### Your instructions
Repeat the whole of the data, keeping every detail the same.

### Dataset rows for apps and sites
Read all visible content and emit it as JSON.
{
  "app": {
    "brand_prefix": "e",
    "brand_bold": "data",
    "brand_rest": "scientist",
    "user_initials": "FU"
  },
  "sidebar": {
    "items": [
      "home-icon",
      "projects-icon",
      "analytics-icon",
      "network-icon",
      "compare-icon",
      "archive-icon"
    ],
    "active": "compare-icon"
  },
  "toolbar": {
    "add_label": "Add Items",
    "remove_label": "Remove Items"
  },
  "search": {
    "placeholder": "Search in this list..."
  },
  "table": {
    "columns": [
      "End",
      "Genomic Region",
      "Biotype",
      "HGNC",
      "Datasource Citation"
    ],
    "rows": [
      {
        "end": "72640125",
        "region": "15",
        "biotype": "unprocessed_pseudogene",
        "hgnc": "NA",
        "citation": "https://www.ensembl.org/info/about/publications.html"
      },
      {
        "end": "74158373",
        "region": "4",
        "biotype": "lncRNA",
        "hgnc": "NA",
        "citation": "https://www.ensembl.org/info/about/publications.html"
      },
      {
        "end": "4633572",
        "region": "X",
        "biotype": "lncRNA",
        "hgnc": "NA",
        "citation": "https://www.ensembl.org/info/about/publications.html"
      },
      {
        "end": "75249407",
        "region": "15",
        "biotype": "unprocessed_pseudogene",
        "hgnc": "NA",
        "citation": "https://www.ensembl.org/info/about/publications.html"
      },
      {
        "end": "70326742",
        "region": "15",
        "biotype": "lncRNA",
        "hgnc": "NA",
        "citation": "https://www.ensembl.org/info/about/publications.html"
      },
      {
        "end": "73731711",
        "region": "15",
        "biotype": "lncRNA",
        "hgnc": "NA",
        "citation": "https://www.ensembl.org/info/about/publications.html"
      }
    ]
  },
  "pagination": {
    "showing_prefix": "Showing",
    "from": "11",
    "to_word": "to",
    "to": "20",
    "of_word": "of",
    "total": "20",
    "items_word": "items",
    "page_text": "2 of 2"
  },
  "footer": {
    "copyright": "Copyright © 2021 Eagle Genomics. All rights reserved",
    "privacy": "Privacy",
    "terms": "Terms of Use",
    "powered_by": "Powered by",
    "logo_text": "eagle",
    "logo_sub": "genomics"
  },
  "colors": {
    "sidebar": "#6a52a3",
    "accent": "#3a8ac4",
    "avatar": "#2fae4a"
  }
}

### Response to this task
Read all visible content and emit it as JSON.
{
  "app": {
    "brand_prefix": "e",
    "brand_bold": "data",
    "brand_rest": "scientist",
    "user_initials": "FU"
  },
  "sidebar": {
    "items": [
      "home-icon",
      "projects-icon",
      "analytics-icon",
      "network-icon",
      "compare-icon",
      "archive-icon"
    ],
    "active": "compare-icon"
  },
  "toolbar": {
    "add_label": "Add Items",
    "remove_label": "Remove Items"
  },
  "search": {
    "placeholder": "Search in this list..."
  },
  "table": {
    "columns": [
      "End",
      "Genomic Region",
      "Biotype",
      "HGNC",
      "Datasource Citation"
    ],
    "rows": [
      {
        "end": "72640125",
        "region": "15",
        "biotype": "unprocessed_pseudogene",
        "hgnc": "NA",
        "citation": "https://www.ensembl.org/info/about/publications.html"
      },
      {
        "end": "74158373",
        "region": "4",
        "biotype": "lncRNA",
        "hgnc": "NA",
        "citation": "https://www.ensembl.org/info/about/publications.html"
      },
      {
        "end": "4633572",
        "region": "X",
        "biotype": "lncRNA",
        "hgnc": "NA",
        "citation": "https://www.ensembl.org/info/about/publications.html"
      },
      {
        "end": "75249407",
        "region": "15",
        "biotype": "unprocessed_pseudogene",
        "hgnc": "NA",
        "citation": "https://www.ensembl.org/info/about/publications.html"
      },
      {
        "end": "70326742",
        "region": "15",
        "biotype": "lncRNA",
        "hgnc": "NA",
        "citation": "https://www.ensembl.org/info/about/publications.html"
      },
      {
        "end": "73731711",
        "region": "15",
        "biotype": "lncRNA",
        "hgnc": "NA",
        "citation": "https://www.ensembl.org/info/about/publications.html"
      }
    ]
  },
  "pagination": {
    "showing_prefix": "Showing",
    "from": "11",
    "to_word": "to",
    "to": "20",
    "of_word": "of",
    "total": "20",
    "items_word": "items",
    "page_text": "2 of 2"
  },
  "footer": {
    "copyright": "Copyright © 2021 Eagle Genomics. All rights reserved",
    "privacy": "Privacy",
    "terms": "Terms of Use",
    "powered_by": "Powered by",
    "logo_text": "eagle",
    "logo_sub": "genomics"
  },
  "colors": {
    "sidebar": "#6a52a3",
    "accent": "#3a8ac4",
    "avatar": "#2fae4a"
  }
}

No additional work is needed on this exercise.